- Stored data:
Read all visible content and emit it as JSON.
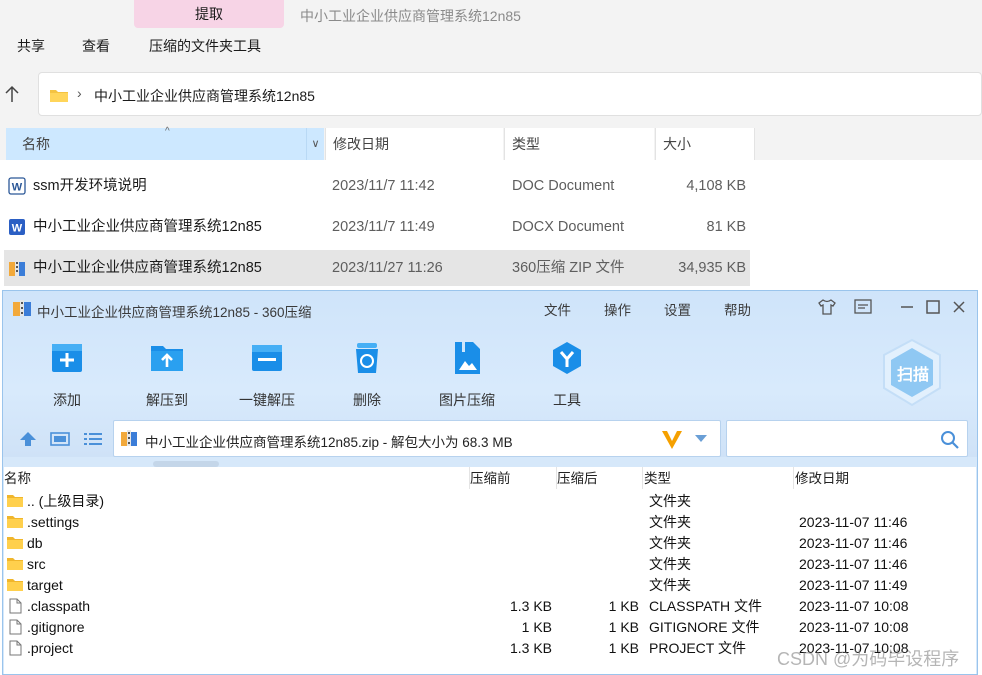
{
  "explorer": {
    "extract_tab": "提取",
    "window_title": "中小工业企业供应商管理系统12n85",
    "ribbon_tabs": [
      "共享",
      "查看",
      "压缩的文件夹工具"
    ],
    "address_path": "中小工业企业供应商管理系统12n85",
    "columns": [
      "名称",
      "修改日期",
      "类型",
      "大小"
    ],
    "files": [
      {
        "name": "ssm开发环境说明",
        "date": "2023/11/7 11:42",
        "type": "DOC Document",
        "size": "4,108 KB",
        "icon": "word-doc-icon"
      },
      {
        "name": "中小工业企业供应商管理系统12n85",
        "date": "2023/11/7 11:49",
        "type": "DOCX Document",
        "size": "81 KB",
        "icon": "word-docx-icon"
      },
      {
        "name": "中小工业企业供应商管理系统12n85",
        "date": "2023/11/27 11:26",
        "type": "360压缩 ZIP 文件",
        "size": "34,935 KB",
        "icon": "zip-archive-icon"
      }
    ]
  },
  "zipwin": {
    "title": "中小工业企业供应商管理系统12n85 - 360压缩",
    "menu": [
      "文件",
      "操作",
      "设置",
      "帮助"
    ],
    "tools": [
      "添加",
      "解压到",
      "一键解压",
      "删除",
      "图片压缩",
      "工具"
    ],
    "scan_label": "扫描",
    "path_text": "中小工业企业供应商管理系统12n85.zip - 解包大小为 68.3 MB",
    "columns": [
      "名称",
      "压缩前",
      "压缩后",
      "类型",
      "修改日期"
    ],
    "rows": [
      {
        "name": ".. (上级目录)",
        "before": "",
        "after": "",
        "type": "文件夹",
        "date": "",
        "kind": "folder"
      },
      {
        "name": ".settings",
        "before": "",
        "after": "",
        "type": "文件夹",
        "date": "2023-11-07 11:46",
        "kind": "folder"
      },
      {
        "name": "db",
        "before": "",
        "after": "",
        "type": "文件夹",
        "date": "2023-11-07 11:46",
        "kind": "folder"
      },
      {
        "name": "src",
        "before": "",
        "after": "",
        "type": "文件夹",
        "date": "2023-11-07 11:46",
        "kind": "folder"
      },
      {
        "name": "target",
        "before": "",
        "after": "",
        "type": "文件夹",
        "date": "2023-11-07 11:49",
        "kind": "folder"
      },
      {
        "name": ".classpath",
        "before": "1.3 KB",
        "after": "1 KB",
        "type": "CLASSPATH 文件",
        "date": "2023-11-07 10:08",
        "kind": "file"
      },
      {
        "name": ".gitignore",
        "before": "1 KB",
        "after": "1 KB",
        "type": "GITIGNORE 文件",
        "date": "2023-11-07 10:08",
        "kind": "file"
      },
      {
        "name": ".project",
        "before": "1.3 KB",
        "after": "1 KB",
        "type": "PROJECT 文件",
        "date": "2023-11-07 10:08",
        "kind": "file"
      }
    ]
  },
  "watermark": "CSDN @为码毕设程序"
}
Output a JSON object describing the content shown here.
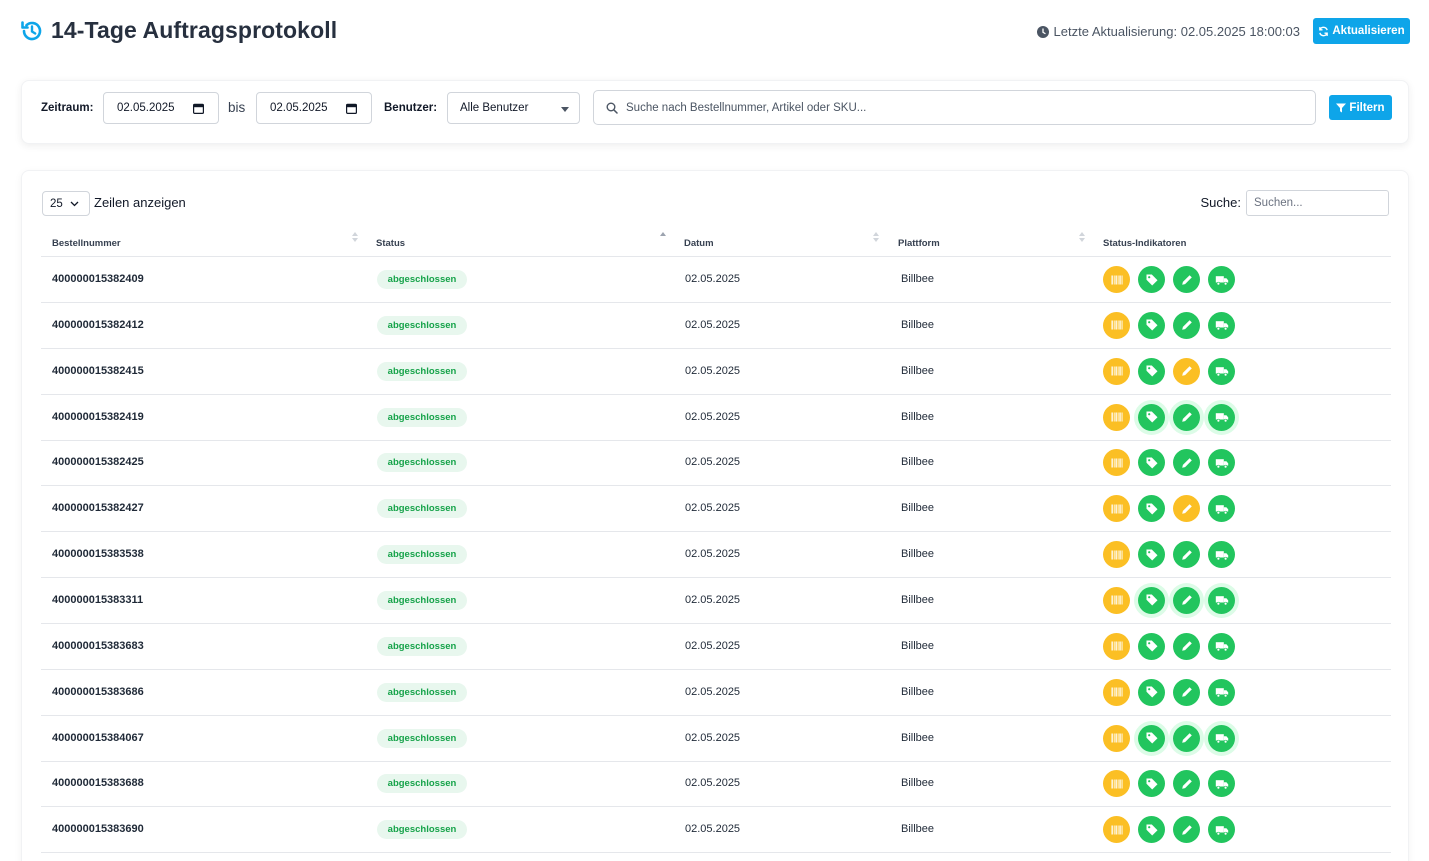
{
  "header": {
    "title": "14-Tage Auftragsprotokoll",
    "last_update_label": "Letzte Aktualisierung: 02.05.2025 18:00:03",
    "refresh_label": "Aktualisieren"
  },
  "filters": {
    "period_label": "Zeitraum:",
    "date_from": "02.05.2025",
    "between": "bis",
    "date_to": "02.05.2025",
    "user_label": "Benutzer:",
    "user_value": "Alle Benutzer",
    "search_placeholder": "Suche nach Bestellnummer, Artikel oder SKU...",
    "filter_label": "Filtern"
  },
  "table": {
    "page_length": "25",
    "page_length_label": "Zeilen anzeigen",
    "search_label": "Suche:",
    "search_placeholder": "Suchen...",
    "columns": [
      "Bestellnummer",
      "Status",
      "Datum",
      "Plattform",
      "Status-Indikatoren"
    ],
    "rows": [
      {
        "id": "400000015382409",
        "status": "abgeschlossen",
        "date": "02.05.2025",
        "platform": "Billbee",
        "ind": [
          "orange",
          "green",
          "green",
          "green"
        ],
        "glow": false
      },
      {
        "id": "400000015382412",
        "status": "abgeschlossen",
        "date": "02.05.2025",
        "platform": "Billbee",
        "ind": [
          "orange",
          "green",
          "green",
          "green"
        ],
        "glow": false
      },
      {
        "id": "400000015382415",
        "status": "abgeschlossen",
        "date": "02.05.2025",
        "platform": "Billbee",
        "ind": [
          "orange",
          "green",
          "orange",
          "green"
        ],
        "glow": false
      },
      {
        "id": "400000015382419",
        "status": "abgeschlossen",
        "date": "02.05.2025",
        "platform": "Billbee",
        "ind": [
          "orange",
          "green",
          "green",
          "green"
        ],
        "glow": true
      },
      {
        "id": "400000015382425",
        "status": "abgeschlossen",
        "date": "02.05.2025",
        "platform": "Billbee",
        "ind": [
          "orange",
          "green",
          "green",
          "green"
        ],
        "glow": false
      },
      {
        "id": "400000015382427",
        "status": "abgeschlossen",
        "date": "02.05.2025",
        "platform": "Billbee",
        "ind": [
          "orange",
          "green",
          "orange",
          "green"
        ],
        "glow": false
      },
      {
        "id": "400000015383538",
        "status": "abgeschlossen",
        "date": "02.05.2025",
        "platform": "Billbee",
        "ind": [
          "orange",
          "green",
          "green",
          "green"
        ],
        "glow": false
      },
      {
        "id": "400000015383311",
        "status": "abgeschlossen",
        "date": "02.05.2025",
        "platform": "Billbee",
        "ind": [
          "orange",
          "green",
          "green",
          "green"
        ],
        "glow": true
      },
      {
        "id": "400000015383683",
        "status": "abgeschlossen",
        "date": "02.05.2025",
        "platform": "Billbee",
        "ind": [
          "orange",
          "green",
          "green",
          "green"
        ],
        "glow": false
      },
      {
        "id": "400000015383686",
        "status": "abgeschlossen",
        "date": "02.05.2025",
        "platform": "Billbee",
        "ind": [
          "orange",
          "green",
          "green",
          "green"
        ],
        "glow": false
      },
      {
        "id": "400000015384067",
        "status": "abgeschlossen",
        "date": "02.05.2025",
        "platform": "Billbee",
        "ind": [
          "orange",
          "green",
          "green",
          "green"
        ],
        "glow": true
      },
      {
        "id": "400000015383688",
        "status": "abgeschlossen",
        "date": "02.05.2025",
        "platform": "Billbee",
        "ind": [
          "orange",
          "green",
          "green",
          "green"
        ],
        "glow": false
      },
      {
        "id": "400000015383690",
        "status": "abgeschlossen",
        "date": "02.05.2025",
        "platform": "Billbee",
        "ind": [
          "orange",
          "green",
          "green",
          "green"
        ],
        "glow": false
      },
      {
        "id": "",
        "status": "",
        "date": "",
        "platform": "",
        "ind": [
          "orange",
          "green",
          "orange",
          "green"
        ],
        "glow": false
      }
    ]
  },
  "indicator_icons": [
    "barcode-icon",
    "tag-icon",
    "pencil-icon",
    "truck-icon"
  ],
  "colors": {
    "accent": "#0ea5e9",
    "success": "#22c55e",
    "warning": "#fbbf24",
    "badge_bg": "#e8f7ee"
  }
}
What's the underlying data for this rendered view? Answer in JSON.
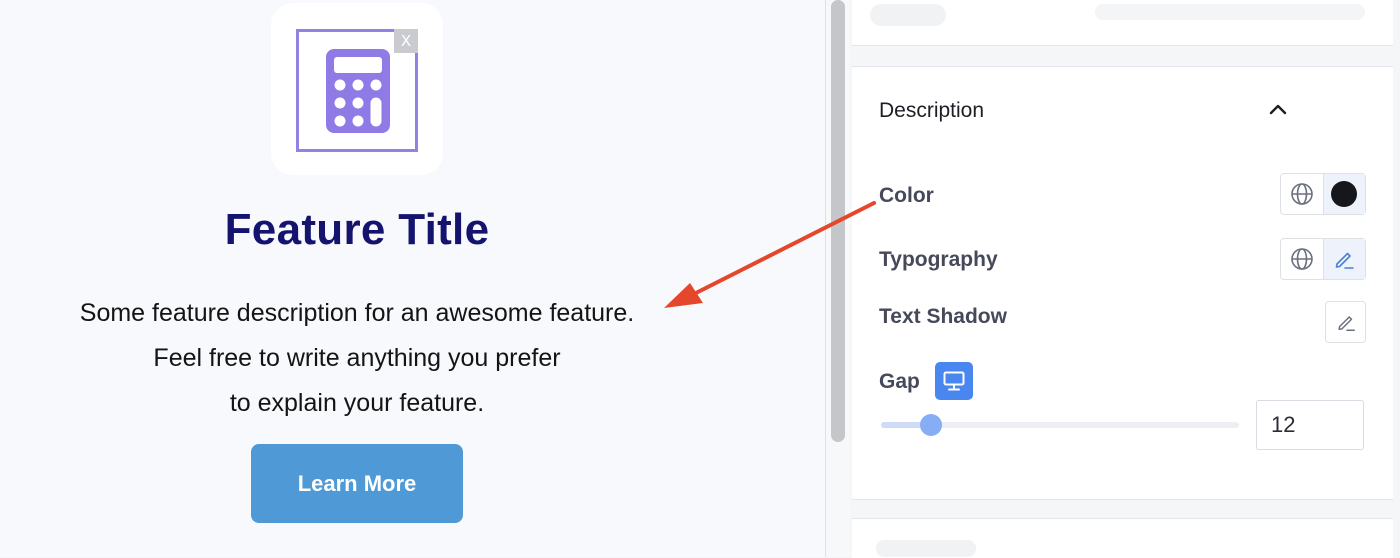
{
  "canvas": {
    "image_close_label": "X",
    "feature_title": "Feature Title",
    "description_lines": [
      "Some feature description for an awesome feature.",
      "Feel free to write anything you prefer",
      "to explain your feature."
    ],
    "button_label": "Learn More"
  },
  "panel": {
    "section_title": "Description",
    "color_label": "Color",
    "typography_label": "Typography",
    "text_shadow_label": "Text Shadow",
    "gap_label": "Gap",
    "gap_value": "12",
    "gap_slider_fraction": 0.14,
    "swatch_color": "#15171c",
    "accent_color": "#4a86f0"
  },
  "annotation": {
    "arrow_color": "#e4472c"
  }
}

- Your task:
Leave out the pictures and print each record exactly as it stands.

- Solution below:
Read all visible content and emit it as JSON.
{
  "explorer": {
    "extract_tab": "提取",
    "window_title": "中小工业企业供应商管理系统12n85",
    "ribbon_tabs": [
      "共享",
      "查看",
      "压缩的文件夹工具"
    ],
    "address_path": "中小工业企业供应商管理系统12n85",
    "columns": [
      "名称",
      "修改日期",
      "类型",
      "大小"
    ],
    "files": [
      {
        "name": "ssm开发环境说明",
        "date": "2023/11/7 11:42",
        "type": "DOC Document",
        "size": "4,108 KB",
        "icon": "word-doc-icon"
      },
      {
        "name": "中小工业企业供应商管理系统12n85",
        "date": "2023/11/7 11:49",
        "type": "DOCX Document",
        "size": "81 KB",
        "icon": "word-docx-icon"
      },
      {
        "name": "中小工业企业供应商管理系统12n85",
        "date": "2023/11/27 11:26",
        "type": "360压缩 ZIP 文件",
        "size": "34,935 KB",
        "icon": "zip-archive-icon"
      }
    ]
  },
  "zipwin": {
    "title": "中小工业企业供应商管理系统12n85 - 360压缩",
    "menu": [
      "文件",
      "操作",
      "设置",
      "帮助"
    ],
    "tools": [
      "添加",
      "解压到",
      "一键解压",
      "删除",
      "图片压缩",
      "工具"
    ],
    "scan_label": "扫描",
    "path_text": "中小工业企业供应商管理系统12n85.zip - 解包大小为 68.3 MB",
    "columns": [
      "名称",
      "压缩前",
      "压缩后",
      "类型",
      "修改日期"
    ],
    "rows": [
      {
        "name": ".. (上级目录)",
        "before": "",
        "after": "",
        "type": "文件夹",
        "date": "",
        "kind": "folder"
      },
      {
        "name": ".settings",
        "before": "",
        "after": "",
        "type": "文件夹",
        "date": "2023-11-07 11:46",
        "kind": "folder"
      },
      {
        "name": "db",
        "before": "",
        "after": "",
        "type": "文件夹",
        "date": "2023-11-07 11:46",
        "kind": "folder"
      },
      {
        "name": "src",
        "before": "",
        "after": "",
        "type": "文件夹",
        "date": "2023-11-07 11:46",
        "kind": "folder"
      },
      {
        "name": "target",
        "before": "",
        "after": "",
        "type": "文件夹",
        "date": "2023-11-07 11:49",
        "kind": "folder"
      },
      {
        "name": ".classpath",
        "before": "1.3 KB",
        "after": "1 KB",
        "type": "CLASSPATH 文件",
        "date": "2023-11-07 10:08",
        "kind": "file"
      },
      {
        "name": ".gitignore",
        "before": "1 KB",
        "after": "1 KB",
        "type": "GITIGNORE 文件",
        "date": "2023-11-07 10:08",
        "kind": "file"
      },
      {
        "name": ".project",
        "before": "1.3 KB",
        "after": "1 KB",
        "type": "PROJECT 文件",
        "date": "2023-11-07 10:08",
        "kind": "file"
      }
    ]
  },
  "watermark": "CSDN @为码毕设程序"
}
Output a JSON object describing the content shown here.
{
  "header": {
    "title": "14-Tage Auftragsprotokoll",
    "last_update_label": "Letzte Aktualisierung: 02.05.2025 18:00:03",
    "refresh_label": "Aktualisieren"
  },
  "filters": {
    "period_label": "Zeitraum:",
    "date_from": "02.05.2025",
    "between": "bis",
    "date_to": "02.05.2025",
    "user_label": "Benutzer:",
    "user_value": "Alle Benutzer",
    "search_placeholder": "Suche nach Bestellnummer, Artikel oder SKU...",
    "filter_label": "Filtern"
  },
  "table": {
    "page_length": "25",
    "page_length_label": "Zeilen anzeigen",
    "search_label": "Suche:",
    "search_placeholder": "Suchen...",
    "columns": [
      "Bestellnummer",
      "Status",
      "Datum",
      "Plattform",
      "Status-Indikatoren"
    ],
    "rows": [
      {
        "id": "400000015382409",
        "status": "abgeschlossen",
        "date": "02.05.2025",
        "platform": "Billbee",
        "ind": [
          "orange",
          "green",
          "green",
          "green"
        ],
        "glow": false
      },
      {
        "id": "400000015382412",
        "status": "abgeschlossen",
        "date": "02.05.2025",
        "platform": "Billbee",
        "ind": [
          "orange",
          "green",
          "green",
          "green"
        ],
        "glow": false
      },
      {
        "id": "400000015382415",
        "status": "abgeschlossen",
        "date": "02.05.2025",
        "platform": "Billbee",
        "ind": [
          "orange",
          "green",
          "orange",
          "green"
        ],
        "glow": false
      },
      {
        "id": "400000015382419",
        "status": "abgeschlossen",
        "date": "02.05.2025",
        "platform": "Billbee",
        "ind": [
          "orange",
          "green",
          "green",
          "green"
        ],
        "glow": true
      },
      {
        "id": "400000015382425",
        "status": "abgeschlossen",
        "date": "02.05.2025",
        "platform": "Billbee",
        "ind": [
          "orange",
          "green",
          "green",
          "green"
        ],
        "glow": false
      },
      {
        "id": "400000015382427",
        "status": "abgeschlossen",
        "date": "02.05.2025",
        "platform": "Billbee",
        "ind": [
          "orange",
          "green",
          "orange",
          "green"
        ],
        "glow": false
      },
      {
        "id": "400000015383538",
        "status": "abgeschlossen",
        "date": "02.05.2025",
        "platform": "Billbee",
        "ind": [
          "orange",
          "green",
          "green",
          "green"
        ],
        "glow": false
      },
      {
        "id": "400000015383311",
        "status": "abgeschlossen",
        "date": "02.05.2025",
        "platform": "Billbee",
        "ind": [
          "orange",
          "green",
          "green",
          "green"
        ],
        "glow": true
      },
      {
        "id": "400000015383683",
        "status": "abgeschlossen",
        "date": "02.05.2025",
        "platform": "Billbee",
        "ind": [
          "orange",
          "green",
          "green",
          "green"
        ],
        "glow": false
      },
      {
        "id": "400000015383686",
        "status": "abgeschlossen",
        "date": "02.05.2025",
        "platform": "Billbee",
        "ind": [
          "orange",
          "green",
          "green",
          "green"
        ],
        "glow": false
      },
      {
        "id": "400000015384067",
        "status": "abgeschlossen",
        "date": "02.05.2025",
        "platform": "Billbee",
        "ind": [
          "orange",
          "green",
          "green",
          "green"
        ],
        "glow": true
      },
      {
        "id": "400000015383688",
        "status": "abgeschlossen",
        "date": "02.05.2025",
        "platform": "Billbee",
        "ind": [
          "orange",
          "green",
          "green",
          "green"
        ],
        "glow": false
      },
      {
        "id": "400000015383690",
        "status": "abgeschlossen",
        "date": "02.05.2025",
        "platform": "Billbee",
        "ind": [
          "orange",
          "green",
          "green",
          "green"
        ],
        "glow": false
      },
      {
        "id": "",
        "status": "",
        "date": "",
        "platform": "",
        "ind": [
          "orange",
          "green",
          "orange",
          "green"
        ],
        "glow": false
      }
    ]
  },
  "indicator_icons": [
    "barcode-icon",
    "tag-icon",
    "pencil-icon",
    "truck-icon"
  ],
  "colors": {
    "accent": "#0ea5e9",
    "success": "#22c55e",
    "warning": "#fbbf24",
    "badge_bg": "#e8f7ee"
  }
}
What's the underlying data for this rendered view? Answer in JSON.
{
  "canvas": {
    "image_close_label": "X",
    "feature_title": "Feature Title",
    "description_lines": [
      "Some feature description for an awesome feature.",
      "Feel free to write anything you prefer",
      "to explain your feature."
    ],
    "button_label": "Learn More"
  },
  "panel": {
    "section_title": "Description",
    "color_label": "Color",
    "typography_label": "Typography",
    "text_shadow_label": "Text Shadow",
    "gap_label": "Gap",
    "gap_value": "12",
    "gap_slider_fraction": 0.14,
    "swatch_color": "#15171c",
    "accent_color": "#4a86f0"
  },
  "annotation": {
    "arrow_color": "#e4472c"
  }
}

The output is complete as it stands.